### What the exercise asks
Copy out all the entries word for word.

[Records]

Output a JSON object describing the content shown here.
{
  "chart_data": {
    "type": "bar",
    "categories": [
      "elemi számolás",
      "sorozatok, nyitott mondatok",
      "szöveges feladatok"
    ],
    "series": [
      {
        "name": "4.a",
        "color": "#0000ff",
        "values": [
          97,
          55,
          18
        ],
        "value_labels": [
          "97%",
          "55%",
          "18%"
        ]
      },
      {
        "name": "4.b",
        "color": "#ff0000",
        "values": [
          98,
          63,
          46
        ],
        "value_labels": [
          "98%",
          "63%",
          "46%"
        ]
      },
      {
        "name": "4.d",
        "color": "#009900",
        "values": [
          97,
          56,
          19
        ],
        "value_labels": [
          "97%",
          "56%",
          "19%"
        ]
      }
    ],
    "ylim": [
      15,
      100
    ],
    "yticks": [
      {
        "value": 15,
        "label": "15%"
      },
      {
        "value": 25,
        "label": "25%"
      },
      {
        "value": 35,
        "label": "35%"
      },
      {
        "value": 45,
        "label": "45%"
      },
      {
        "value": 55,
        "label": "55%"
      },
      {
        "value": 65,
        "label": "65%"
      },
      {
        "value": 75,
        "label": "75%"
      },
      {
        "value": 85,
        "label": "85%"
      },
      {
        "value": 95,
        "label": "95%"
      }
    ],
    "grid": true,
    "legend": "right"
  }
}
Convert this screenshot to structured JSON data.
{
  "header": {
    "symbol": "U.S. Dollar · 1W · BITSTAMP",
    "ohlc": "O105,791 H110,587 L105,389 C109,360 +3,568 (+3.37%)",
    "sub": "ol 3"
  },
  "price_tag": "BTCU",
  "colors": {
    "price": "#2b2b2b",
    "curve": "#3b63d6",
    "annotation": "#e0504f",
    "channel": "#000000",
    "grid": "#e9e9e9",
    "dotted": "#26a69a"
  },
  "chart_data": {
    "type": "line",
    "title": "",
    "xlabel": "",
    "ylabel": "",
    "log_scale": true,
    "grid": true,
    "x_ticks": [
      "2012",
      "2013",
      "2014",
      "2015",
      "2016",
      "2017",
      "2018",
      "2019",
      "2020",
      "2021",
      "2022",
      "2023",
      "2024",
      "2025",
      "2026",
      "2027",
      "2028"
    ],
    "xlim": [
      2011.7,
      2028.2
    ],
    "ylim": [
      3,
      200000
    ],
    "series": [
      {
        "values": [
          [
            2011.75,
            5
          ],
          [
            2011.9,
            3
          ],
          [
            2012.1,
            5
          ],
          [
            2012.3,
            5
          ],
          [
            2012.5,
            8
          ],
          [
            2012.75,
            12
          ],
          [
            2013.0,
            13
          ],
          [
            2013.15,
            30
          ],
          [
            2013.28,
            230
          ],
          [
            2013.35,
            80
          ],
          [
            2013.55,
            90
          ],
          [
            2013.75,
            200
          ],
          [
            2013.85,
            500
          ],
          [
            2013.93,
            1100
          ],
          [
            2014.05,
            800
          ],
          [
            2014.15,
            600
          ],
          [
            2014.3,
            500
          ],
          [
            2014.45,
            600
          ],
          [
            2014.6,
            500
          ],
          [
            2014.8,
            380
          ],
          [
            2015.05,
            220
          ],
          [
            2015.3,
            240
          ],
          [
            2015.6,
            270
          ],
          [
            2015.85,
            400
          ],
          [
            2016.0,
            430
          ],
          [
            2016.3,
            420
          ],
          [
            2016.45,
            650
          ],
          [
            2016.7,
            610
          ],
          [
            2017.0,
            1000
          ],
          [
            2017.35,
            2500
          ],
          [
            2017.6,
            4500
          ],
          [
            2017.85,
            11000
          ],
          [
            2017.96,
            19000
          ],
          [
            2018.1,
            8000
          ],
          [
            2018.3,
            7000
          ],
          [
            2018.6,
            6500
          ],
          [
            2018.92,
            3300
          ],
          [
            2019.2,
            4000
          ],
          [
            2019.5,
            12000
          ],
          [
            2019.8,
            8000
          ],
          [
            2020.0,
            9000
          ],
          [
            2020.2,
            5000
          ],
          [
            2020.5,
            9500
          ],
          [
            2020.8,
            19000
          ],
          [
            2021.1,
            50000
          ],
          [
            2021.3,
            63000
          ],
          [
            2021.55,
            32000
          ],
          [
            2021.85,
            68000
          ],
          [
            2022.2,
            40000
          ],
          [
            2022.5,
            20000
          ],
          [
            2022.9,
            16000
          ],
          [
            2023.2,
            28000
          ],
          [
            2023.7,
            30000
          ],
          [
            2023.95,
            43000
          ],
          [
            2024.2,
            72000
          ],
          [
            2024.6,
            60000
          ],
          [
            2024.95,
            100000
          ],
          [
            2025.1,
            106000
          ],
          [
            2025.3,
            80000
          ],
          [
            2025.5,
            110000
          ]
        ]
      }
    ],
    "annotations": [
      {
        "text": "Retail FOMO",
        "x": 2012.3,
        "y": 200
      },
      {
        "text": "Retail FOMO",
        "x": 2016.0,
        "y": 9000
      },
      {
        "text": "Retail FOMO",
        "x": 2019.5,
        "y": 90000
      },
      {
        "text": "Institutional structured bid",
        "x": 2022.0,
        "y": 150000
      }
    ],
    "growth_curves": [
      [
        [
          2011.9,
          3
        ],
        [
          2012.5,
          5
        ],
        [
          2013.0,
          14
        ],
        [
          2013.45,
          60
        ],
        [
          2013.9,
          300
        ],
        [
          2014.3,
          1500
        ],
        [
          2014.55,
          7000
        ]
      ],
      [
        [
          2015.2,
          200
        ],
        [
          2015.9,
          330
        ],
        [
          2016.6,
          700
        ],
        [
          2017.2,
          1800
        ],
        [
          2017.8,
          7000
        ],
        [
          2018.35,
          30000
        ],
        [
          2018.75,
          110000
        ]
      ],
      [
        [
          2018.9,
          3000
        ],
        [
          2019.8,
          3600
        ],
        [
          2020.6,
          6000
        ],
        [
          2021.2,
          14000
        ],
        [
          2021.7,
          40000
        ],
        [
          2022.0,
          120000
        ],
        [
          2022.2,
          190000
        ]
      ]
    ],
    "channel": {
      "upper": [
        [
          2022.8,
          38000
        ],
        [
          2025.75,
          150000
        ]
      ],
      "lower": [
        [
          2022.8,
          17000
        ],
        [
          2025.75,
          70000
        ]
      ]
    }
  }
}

### Completed task
Output a JSON object describing the content shown here.
{
  "chart_data": {
    "type": "bar",
    "categories": [
      "elemi számolás",
      "sorozatok, nyitott mondatok",
      "szöveges feladatok"
    ],
    "series": [
      {
        "name": "4.a",
        "color": "#0000ff",
        "values": [
          97,
          55,
          18
        ],
        "value_labels": [
          "97%",
          "55%",
          "18%"
        ]
      },
      {
        "name": "4.b",
        "color": "#ff0000",
        "values": [
          98,
          63,
          46
        ],
        "value_labels": [
          "98%",
          "63%",
          "46%"
        ]
      },
      {
        "name": "4.d",
        "color": "#009900",
        "values": [
          97,
          56,
          19
        ],
        "value_labels": [
          "97%",
          "56%",
          "19%"
        ]
      }
    ],
    "ylim": [
      15,
      100
    ],
    "yticks": [
      {
        "value": 15,
        "label": "15%"
      },
      {
        "value": 25,
        "label": "25%"
      },
      {
        "value": 35,
        "label": "35%"
      },
      {
        "value": 45,
        "label": "45%"
      },
      {
        "value": 55,
        "label": "55%"
      },
      {
        "value": 65,
        "label": "65%"
      },
      {
        "value": 75,
        "label": "75%"
      },
      {
        "value": 85,
        "label": "85%"
      },
      {
        "value": 95,
        "label": "95%"
      }
    ],
    "grid": true,
    "legend": "right"
  }
}
Convert this screenshot to structured JSON data.
{
  "header": {
    "symbol": "U.S. Dollar · 1W · BITSTAMP",
    "ohlc": "O105,791 H110,587 L105,389 C109,360 +3,568 (+3.37%)",
    "sub": "ol 3"
  },
  "price_tag": "BTCU",
  "colors": {
    "price": "#2b2b2b",
    "curve": "#3b63d6",
    "annotation": "#e0504f",
    "channel": "#000000",
    "grid": "#e9e9e9",
    "dotted": "#26a69a"
  },
  "chart_data": {
    "type": "line",
    "title": "",
    "xlabel": "",
    "ylabel": "",
    "log_scale": true,
    "grid": true,
    "x_ticks": [
      "2012",
      "2013",
      "2014",
      "2015",
      "2016",
      "2017",
      "2018",
      "2019",
      "2020",
      "2021",
      "2022",
      "2023",
      "2024",
      "2025",
      "2026",
      "2027",
      "2028"
    ],
    "xlim": [
      2011.7,
      2028.2
    ],
    "ylim": [
      3,
      200000
    ],
    "series": [
      {
        "values": [
          [
            2011.75,
            5
          ],
          [
            2011.9,
            3
          ],
          [
            2012.1,
            5
          ],
          [
            2012.3,
            5
          ],
          [
            2012.5,
            8
          ],
          [
            2012.75,
            12
          ],
          [
            2013.0,
            13
          ],
          [
            2013.15,
            30
          ],
          [
            2013.28,
            230
          ],
          [
            2013.35,
            80
          ],
          [
            2013.55,
            90
          ],
          [
            2013.75,
            200
          ],
          [
            2013.85,
            500
          ],
          [
            2013.93,
            1100
          ],
          [
            2014.05,
            800
          ],
          [
            2014.15,
            600
          ],
          [
            2014.3,
            500
          ],
          [
            2014.45,
            600
          ],
          [
            2014.6,
            500
          ],
          [
            2014.8,
            380
          ],
          [
            2015.05,
            220
          ],
          [
            2015.3,
            240
          ],
          [
            2015.6,
            270
          ],
          [
            2015.85,
            400
          ],
          [
            2016.0,
            430
          ],
          [
            2016.3,
            420
          ],
          [
            2016.45,
            650
          ],
          [
            2016.7,
            610
          ],
          [
            2017.0,
            1000
          ],
          [
            2017.35,
            2500
          ],
          [
            2017.6,
            4500
          ],
          [
            2017.85,
            11000
          ],
          [
            2017.96,
            19000
          ],
          [
            2018.1,
            8000
          ],
          [
            2018.3,
            7000
          ],
          [
            2018.6,
            6500
          ],
          [
            2018.92,
            3300
          ],
          [
            2019.2,
            4000
          ],
          [
            2019.5,
            12000
          ],
          [
            2019.8,
            8000
          ],
          [
            2020.0,
            9000
          ],
          [
            2020.2,
            5000
          ],
          [
            2020.5,
            9500
          ],
          [
            2020.8,
            19000
          ],
          [
            2021.1,
            50000
          ],
          [
            2021.3,
            63000
          ],
          [
            2021.55,
            32000
          ],
          [
            2021.85,
            68000
          ],
          [
            2022.2,
            40000
          ],
          [
            2022.5,
            20000
          ],
          [
            2022.9,
            16000
          ],
          [
            2023.2,
            28000
          ],
          [
            2023.7,
            30000
          ],
          [
            2023.95,
            43000
          ],
          [
            2024.2,
            72000
          ],
          [
            2024.6,
            60000
          ],
          [
            2024.95,
            100000
          ],
          [
            2025.1,
            106000
          ],
          [
            2025.3,
            80000
          ],
          [
            2025.5,
            110000
          ]
        ]
      }
    ],
    "annotations": [
      {
        "text": "Retail FOMO",
        "x": 2012.3,
        "y": 200
      },
      {
        "text": "Retail FOMO",
        "x": 2016.0,
        "y": 9000
      },
      {
        "text": "Retail FOMO",
        "x": 2019.5,
        "y": 90000
      },
      {
        "text": "Institutional structured bid",
        "x": 2022.0,
        "y": 150000
      }
    ],
    "growth_curves": [
      [
        [
          2011.9,
          3
        ],
        [
          2012.5,
          5
        ],
        [
          2013.0,
          14
        ],
        [
          2013.45,
          60
        ],
        [
          2013.9,
          300
        ],
        [
          2014.3,
          1500
        ],
        [
          2014.55,
          7000
        ]
      ],
      [
        [
          2015.2,
          200
        ],
        [
          2015.9,
          330
        ],
        [
          2016.6,
          700
        ],
        [
          2017.2,
          1800
        ],
        [
          2017.8,
          7000
        ],
        [
          2018.35,
          30000
        ],
        [
          2018.75,
          110000
        ]
      ],
      [
        [
          2018.9,
          3000
        ],
        [
          2019.8,
          3600
        ],
        [
          2020.6,
          6000
        ],
        [
          2021.2,
          14000
        ],
        [
          2021.7,
          40000
        ],
        [
          2022.0,
          120000
        ],
        [
          2022.2,
          190000
        ]
      ]
    ],
    "channel": {
      "upper": [
        [
          2022.8,
          38000
        ],
        [
          2025.75,
          150000
        ]
      ],
      "lower": [
        [
          2022.8,
          17000
        ],
        [
          2025.75,
          70000
        ]
      ]
    }
  }
}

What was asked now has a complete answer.